▶ _Problem to work on_
Restate the full listing word for word and leave the pictures out.

▶ _Provided records_
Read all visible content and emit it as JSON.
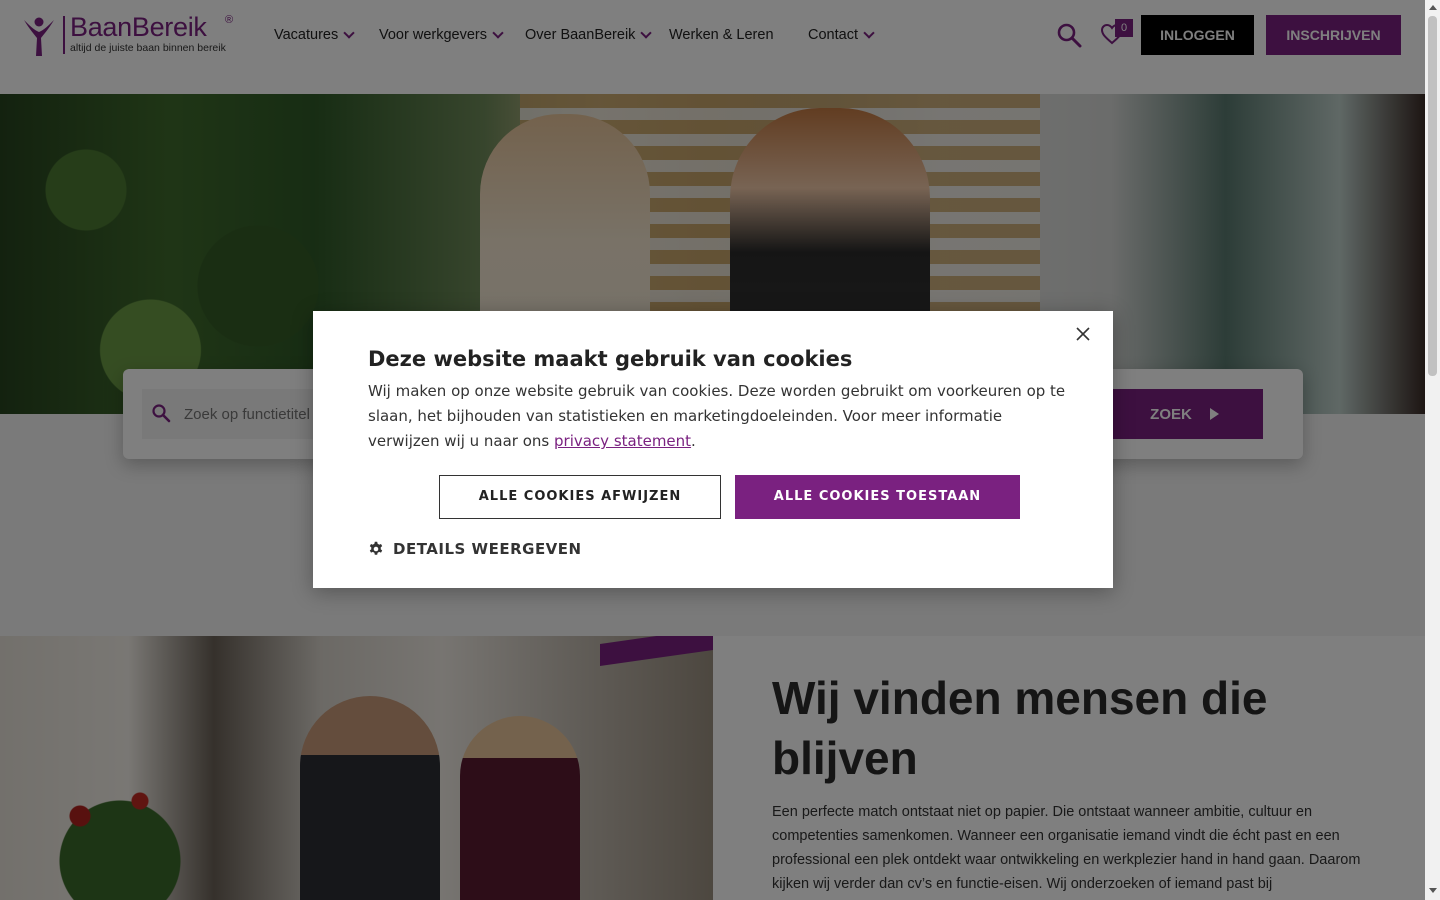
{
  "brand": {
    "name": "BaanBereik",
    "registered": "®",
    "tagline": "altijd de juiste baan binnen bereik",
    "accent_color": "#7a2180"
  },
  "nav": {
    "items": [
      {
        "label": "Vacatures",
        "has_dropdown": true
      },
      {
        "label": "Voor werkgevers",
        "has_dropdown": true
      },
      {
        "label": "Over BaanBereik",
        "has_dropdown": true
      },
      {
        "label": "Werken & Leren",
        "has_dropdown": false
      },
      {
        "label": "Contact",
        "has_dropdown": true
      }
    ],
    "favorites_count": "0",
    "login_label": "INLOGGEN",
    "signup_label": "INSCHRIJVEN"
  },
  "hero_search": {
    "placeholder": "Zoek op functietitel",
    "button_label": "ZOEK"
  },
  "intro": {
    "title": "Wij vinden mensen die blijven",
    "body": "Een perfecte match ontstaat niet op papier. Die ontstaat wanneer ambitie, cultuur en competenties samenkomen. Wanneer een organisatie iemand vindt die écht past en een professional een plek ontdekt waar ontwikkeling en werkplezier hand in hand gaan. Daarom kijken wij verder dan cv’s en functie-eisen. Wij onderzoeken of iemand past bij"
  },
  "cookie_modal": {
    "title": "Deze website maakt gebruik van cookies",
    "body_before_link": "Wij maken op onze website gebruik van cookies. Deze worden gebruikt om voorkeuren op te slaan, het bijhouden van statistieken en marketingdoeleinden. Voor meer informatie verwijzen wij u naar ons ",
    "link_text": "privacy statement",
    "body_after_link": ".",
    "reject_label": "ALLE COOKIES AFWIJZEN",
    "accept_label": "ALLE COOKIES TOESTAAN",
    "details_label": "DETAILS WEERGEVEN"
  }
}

▶ _Expected output_
Read all visible content and emit it as JSON.
{
  "brand": {
    "name": "BaanBereik",
    "registered": "®",
    "tagline": "altijd de juiste baan binnen bereik",
    "accent_color": "#7a2180"
  },
  "nav": {
    "items": [
      {
        "label": "Vacatures",
        "has_dropdown": true
      },
      {
        "label": "Voor werkgevers",
        "has_dropdown": true
      },
      {
        "label": "Over BaanBereik",
        "has_dropdown": true
      },
      {
        "label": "Werken & Leren",
        "has_dropdown": false
      },
      {
        "label": "Contact",
        "has_dropdown": true
      }
    ],
    "favorites_count": "0",
    "login_label": "INLOGGEN",
    "signup_label": "INSCHRIJVEN"
  },
  "hero_search": {
    "placeholder": "Zoek op functietitel",
    "button_label": "ZOEK"
  },
  "intro": {
    "title": "Wij vinden mensen die blijven",
    "body": "Een perfecte match ontstaat niet op papier. Die ontstaat wanneer ambitie, cultuur en competenties samenkomen. Wanneer een organisatie iemand vindt die écht past en een professional een plek ontdekt waar ontwikkeling en werkplezier hand in hand gaan. Daarom kijken wij verder dan cv’s en functie-eisen. Wij onderzoeken of iemand past bij"
  },
  "cookie_modal": {
    "title": "Deze website maakt gebruik van cookies",
    "body_before_link": "Wij maken op onze website gebruik van cookies. Deze worden gebruikt om voorkeuren op te slaan, het bijhouden van statistieken en marketingdoeleinden. Voor meer informatie verwijzen wij u naar ons ",
    "link_text": "privacy statement",
    "body_after_link": ".",
    "reject_label": "ALLE COOKIES AFWIJZEN",
    "accept_label": "ALLE COOKIES TOESTAAN",
    "details_label": "DETAILS WEERGEVEN"
  }
}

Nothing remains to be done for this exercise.